§ AIM
Edit the stretch from the first line through the line containing "section-heading: Missionaries in", replacing "in person" with "by phone" and leaving everything else unchanged. Return only those lines.
++++ ENTRIES PROVIDED
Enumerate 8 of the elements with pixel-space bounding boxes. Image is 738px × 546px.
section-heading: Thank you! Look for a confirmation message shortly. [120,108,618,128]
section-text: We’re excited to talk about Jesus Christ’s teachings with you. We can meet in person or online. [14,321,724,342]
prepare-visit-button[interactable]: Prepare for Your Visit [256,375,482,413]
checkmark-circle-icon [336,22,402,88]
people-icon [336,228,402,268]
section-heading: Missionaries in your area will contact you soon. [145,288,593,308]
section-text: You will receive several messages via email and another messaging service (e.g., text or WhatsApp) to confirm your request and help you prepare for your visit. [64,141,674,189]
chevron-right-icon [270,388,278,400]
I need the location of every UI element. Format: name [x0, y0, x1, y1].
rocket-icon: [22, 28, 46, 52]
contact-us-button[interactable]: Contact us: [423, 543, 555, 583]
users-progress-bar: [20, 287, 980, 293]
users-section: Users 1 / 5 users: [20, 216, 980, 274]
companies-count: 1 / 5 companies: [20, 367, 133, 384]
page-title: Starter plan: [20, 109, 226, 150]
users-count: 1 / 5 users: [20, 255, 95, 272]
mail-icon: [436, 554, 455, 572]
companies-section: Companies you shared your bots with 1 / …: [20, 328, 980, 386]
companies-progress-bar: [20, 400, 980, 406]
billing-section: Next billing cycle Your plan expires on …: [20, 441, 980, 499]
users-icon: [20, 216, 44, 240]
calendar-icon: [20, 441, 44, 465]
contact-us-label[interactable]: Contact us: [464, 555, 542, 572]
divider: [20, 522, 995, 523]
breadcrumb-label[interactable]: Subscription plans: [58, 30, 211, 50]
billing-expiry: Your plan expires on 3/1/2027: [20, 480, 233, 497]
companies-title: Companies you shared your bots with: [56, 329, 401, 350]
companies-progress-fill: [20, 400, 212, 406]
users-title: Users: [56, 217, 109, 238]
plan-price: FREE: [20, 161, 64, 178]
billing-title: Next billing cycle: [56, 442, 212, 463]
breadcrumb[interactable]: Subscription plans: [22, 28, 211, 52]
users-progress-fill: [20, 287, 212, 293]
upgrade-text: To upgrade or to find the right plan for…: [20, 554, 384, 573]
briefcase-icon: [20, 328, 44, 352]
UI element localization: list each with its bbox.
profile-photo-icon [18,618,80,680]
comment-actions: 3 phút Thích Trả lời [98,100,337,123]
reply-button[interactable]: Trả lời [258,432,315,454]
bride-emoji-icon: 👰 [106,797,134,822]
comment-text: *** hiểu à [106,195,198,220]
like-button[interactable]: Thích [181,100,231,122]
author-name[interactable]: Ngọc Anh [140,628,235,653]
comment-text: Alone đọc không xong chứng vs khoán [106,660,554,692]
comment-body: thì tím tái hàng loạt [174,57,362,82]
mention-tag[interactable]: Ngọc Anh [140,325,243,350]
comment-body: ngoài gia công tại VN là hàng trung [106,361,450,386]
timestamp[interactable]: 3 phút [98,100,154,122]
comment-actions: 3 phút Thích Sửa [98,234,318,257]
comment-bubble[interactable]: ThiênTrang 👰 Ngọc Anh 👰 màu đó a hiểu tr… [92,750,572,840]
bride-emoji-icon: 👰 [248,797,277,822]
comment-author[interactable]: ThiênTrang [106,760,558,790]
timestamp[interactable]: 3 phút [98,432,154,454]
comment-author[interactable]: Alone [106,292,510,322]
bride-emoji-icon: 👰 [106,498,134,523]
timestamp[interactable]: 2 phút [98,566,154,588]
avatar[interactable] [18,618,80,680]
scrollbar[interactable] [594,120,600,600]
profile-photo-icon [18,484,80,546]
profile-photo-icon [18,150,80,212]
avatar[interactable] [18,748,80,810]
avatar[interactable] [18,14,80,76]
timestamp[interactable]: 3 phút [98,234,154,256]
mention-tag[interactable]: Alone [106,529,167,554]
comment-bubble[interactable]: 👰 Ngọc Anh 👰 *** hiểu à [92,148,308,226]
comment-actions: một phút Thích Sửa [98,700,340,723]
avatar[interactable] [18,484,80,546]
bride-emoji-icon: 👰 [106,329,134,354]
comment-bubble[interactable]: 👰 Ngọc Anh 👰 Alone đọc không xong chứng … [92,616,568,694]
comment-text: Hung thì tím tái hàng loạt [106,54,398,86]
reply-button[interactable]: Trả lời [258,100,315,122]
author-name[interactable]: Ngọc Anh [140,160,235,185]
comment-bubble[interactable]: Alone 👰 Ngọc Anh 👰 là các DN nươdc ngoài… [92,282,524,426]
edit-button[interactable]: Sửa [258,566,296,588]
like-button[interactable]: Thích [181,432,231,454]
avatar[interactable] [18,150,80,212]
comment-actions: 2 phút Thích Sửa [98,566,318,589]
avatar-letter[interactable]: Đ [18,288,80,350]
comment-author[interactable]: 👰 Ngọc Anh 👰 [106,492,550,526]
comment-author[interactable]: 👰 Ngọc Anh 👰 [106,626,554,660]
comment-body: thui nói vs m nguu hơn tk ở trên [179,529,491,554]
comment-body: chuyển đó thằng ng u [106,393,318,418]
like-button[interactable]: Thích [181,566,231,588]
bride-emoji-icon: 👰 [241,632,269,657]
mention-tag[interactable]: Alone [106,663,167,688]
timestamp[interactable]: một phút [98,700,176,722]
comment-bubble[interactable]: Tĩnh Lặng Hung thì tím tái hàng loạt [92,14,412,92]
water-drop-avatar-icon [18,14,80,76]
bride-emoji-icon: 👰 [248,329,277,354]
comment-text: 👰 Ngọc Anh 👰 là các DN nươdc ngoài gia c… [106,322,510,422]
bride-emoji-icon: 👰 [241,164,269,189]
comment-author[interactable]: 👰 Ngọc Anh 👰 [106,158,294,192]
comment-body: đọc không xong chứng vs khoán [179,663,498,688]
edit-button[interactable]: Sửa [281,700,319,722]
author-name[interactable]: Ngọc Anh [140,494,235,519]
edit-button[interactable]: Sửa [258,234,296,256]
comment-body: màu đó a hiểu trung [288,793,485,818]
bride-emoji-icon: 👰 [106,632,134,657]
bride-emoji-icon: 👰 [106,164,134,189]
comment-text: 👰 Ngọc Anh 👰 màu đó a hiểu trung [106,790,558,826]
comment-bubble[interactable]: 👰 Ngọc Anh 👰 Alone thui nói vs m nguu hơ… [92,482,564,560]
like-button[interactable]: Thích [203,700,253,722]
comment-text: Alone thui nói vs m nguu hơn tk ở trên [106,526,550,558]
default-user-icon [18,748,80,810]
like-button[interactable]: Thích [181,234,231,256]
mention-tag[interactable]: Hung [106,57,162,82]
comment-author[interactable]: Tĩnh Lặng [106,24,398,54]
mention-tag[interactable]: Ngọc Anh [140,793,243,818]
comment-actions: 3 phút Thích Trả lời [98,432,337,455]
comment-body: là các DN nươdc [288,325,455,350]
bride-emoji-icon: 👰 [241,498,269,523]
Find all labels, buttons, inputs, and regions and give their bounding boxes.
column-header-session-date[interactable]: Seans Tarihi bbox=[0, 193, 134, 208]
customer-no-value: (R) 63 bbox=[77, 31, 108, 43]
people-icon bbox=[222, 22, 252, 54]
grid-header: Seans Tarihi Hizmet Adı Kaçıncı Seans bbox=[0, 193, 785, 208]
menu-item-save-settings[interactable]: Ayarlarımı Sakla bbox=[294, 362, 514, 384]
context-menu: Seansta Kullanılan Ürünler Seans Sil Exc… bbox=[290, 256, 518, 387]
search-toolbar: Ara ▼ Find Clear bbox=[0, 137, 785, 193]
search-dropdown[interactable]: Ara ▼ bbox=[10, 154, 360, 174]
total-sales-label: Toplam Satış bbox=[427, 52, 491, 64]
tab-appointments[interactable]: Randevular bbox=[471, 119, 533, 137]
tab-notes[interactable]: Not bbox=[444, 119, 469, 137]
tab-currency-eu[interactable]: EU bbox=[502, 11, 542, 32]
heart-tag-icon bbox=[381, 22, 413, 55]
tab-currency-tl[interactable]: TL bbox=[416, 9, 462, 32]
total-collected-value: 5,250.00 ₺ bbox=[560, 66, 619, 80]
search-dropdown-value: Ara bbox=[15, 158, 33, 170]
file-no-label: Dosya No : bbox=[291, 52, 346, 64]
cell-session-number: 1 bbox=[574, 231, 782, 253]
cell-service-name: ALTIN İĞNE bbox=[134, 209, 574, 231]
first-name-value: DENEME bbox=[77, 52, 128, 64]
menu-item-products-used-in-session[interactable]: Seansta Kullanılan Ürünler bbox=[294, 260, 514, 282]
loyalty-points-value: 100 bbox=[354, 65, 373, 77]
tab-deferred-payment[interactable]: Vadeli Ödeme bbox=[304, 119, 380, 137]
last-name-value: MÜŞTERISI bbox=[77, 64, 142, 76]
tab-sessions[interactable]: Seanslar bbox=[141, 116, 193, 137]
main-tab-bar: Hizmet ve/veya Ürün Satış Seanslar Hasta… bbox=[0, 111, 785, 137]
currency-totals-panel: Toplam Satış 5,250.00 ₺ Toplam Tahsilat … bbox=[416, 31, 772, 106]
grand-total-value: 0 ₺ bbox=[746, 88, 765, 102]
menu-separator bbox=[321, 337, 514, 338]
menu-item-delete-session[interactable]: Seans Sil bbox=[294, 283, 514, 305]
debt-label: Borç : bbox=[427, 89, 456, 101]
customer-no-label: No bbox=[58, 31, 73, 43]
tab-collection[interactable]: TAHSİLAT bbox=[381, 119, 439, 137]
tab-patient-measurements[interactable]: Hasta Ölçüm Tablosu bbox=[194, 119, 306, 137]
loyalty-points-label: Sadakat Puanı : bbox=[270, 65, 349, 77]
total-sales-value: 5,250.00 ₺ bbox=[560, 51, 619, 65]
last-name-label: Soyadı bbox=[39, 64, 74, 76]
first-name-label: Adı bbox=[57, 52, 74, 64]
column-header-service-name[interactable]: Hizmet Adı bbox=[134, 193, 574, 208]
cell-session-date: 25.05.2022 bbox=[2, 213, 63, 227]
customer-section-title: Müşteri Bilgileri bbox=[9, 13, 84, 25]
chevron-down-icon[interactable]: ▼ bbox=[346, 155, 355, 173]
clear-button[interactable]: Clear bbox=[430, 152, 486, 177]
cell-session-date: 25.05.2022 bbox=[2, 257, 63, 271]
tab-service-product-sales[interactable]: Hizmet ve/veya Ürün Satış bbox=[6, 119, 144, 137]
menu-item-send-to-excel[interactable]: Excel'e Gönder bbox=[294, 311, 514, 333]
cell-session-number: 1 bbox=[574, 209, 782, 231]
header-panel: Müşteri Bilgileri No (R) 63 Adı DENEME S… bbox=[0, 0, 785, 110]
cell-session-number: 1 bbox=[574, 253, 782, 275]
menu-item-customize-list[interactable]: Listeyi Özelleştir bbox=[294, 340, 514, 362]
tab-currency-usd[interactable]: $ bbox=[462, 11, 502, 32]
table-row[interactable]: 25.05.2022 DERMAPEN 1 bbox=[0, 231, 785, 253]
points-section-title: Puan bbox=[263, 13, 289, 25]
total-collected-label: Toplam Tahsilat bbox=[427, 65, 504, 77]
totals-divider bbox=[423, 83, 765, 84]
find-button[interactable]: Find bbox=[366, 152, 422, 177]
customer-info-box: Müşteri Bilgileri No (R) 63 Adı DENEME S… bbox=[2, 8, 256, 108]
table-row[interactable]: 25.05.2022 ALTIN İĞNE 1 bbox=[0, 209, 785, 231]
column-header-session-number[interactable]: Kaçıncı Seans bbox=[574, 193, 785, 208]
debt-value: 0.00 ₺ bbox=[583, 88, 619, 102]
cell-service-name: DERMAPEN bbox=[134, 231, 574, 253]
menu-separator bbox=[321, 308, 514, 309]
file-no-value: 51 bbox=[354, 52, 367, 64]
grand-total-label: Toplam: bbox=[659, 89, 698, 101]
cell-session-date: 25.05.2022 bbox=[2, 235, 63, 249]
++++++++
§ ANSWER TO THIS PROBLEM
Enumerate 8 of the elements with pixel-space bounding boxes. Image is 738px × 546px.
section-heading: Thank you! Look for a confirmation message shortly. [120,108,618,128]
section-text: We’re excited to talk about Jesus Christ’s teachings with you. We can meet by phone or online. [14,321,724,342]
prepare-visit-button[interactable]: Prepare for Your Visit [256,375,482,413]
checkmark-circle-icon [336,22,402,88]
people-icon [336,228,402,268]
section-heading: Missionaries in your area will contact you soon. [145,288,593,308]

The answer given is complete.